-- Start --

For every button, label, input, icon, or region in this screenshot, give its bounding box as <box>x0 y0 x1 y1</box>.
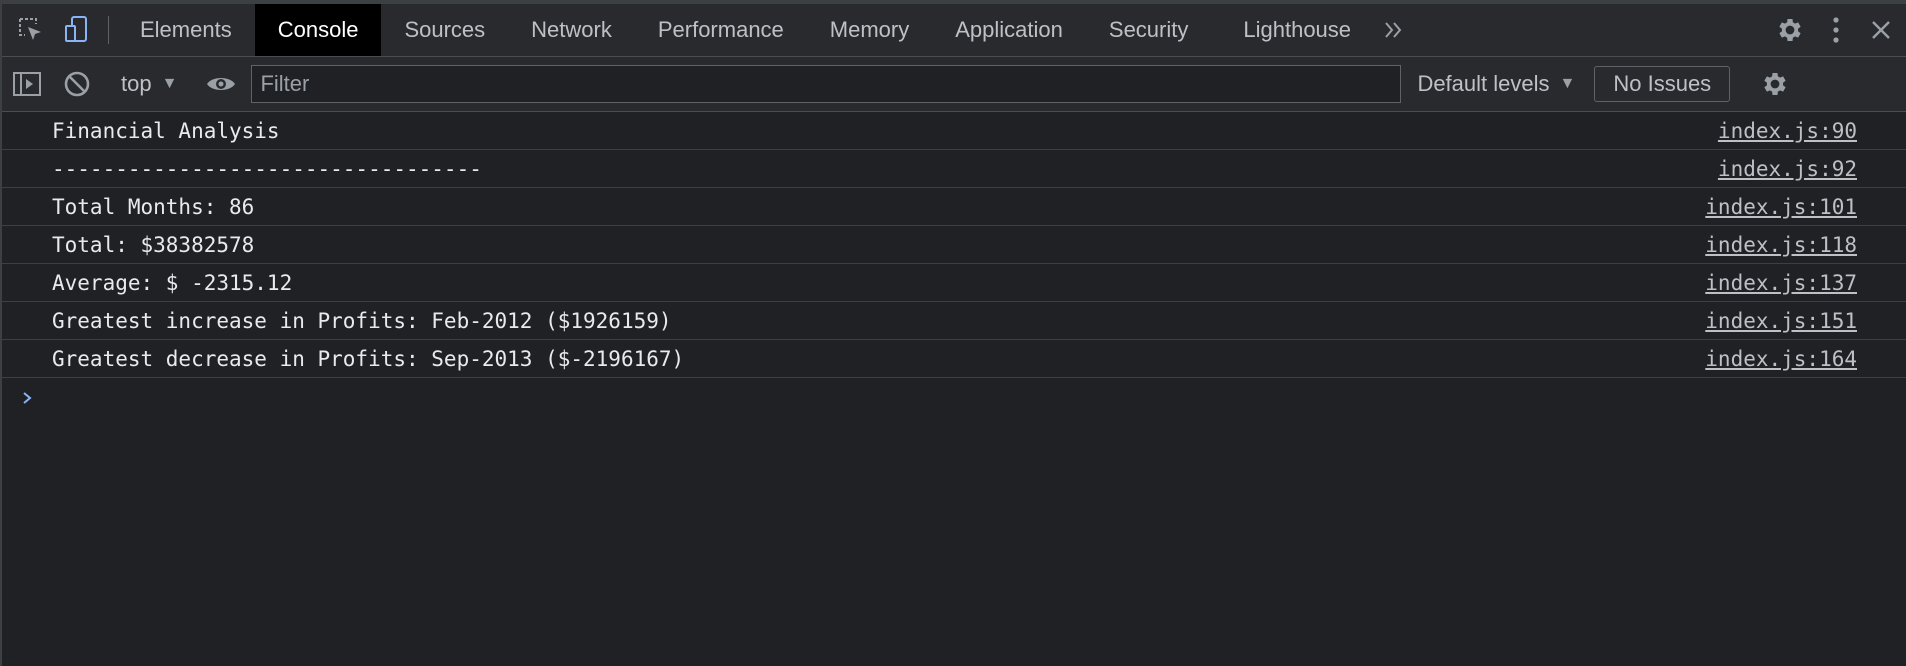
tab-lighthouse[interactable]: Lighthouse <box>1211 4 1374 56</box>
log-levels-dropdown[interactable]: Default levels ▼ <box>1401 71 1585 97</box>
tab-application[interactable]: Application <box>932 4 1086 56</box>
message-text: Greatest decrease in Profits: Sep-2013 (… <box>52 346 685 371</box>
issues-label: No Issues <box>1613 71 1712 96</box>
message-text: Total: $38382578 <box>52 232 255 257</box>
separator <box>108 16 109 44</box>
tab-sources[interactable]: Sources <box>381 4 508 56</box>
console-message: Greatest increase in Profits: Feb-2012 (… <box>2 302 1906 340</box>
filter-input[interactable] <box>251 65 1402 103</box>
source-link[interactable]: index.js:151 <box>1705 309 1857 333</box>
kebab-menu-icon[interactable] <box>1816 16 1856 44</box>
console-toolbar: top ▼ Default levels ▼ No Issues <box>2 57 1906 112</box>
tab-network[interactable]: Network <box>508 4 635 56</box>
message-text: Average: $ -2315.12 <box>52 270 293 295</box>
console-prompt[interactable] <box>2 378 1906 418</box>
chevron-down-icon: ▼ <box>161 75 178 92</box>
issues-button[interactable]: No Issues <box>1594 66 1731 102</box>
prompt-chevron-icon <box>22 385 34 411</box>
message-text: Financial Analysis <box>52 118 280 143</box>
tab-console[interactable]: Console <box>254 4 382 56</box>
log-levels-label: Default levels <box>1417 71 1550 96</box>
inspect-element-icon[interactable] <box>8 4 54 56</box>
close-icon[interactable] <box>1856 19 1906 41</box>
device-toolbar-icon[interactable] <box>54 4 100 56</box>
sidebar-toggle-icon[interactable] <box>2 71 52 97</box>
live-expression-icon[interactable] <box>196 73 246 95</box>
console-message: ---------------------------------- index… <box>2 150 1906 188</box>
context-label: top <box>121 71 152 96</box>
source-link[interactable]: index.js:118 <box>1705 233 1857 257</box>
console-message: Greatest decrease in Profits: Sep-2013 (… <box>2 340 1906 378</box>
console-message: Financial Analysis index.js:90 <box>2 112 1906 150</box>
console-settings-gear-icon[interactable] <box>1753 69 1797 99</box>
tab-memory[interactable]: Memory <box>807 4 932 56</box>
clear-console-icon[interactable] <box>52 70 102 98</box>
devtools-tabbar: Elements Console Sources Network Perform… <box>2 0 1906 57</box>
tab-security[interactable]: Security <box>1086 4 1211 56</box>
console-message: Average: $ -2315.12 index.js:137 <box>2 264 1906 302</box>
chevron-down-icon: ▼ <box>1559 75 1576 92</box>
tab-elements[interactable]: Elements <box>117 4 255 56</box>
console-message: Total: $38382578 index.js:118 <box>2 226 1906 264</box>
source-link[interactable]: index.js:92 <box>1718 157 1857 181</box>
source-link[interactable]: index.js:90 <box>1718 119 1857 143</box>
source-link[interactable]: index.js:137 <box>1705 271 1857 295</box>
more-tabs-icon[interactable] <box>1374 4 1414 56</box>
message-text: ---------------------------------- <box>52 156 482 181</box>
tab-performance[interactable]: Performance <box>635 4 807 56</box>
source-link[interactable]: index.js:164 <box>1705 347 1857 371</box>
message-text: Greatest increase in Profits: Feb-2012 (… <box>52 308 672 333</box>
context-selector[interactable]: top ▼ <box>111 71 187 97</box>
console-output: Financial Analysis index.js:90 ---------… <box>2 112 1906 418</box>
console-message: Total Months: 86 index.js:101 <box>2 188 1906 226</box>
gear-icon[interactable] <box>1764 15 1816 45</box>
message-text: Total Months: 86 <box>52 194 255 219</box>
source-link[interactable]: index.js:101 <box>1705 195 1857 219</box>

-- End --
-- Start --

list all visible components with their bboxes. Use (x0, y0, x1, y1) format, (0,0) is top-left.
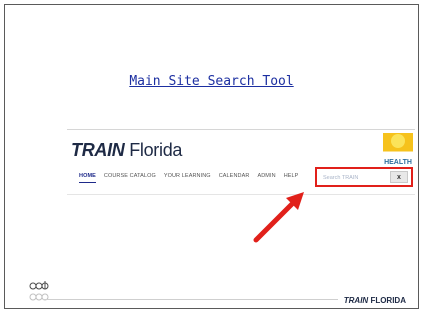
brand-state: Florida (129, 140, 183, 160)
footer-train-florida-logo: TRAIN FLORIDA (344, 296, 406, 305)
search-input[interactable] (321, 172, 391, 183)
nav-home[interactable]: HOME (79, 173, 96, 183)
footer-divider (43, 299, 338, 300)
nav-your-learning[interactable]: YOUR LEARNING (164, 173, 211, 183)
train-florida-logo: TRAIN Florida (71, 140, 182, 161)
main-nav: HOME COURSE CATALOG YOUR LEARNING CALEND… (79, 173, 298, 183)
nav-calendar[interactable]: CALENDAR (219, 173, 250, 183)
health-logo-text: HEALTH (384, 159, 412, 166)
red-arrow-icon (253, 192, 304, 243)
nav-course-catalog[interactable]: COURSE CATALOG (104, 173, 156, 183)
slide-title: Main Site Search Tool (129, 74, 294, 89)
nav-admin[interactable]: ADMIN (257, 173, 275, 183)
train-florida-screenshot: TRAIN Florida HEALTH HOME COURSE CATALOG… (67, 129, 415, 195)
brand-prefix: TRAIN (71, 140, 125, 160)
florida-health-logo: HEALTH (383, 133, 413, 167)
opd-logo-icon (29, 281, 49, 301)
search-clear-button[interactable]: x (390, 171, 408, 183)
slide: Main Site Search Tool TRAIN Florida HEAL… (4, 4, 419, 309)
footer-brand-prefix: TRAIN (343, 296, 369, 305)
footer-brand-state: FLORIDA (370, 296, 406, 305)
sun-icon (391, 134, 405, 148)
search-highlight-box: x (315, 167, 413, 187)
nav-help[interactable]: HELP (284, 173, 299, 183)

-- End --

> Task to complete: Which lines of the records contain the string "brand"? Show each such line in full, treating uppercase and lowercase as different.

> Written answer:
brand-state: Florida (129, 140, 183, 160)
brand-prefix: TRAIN (71, 140, 125, 160)
footer-brand-prefix: TRAIN (343, 296, 369, 305)
footer-brand-state: FLORIDA (370, 296, 406, 305)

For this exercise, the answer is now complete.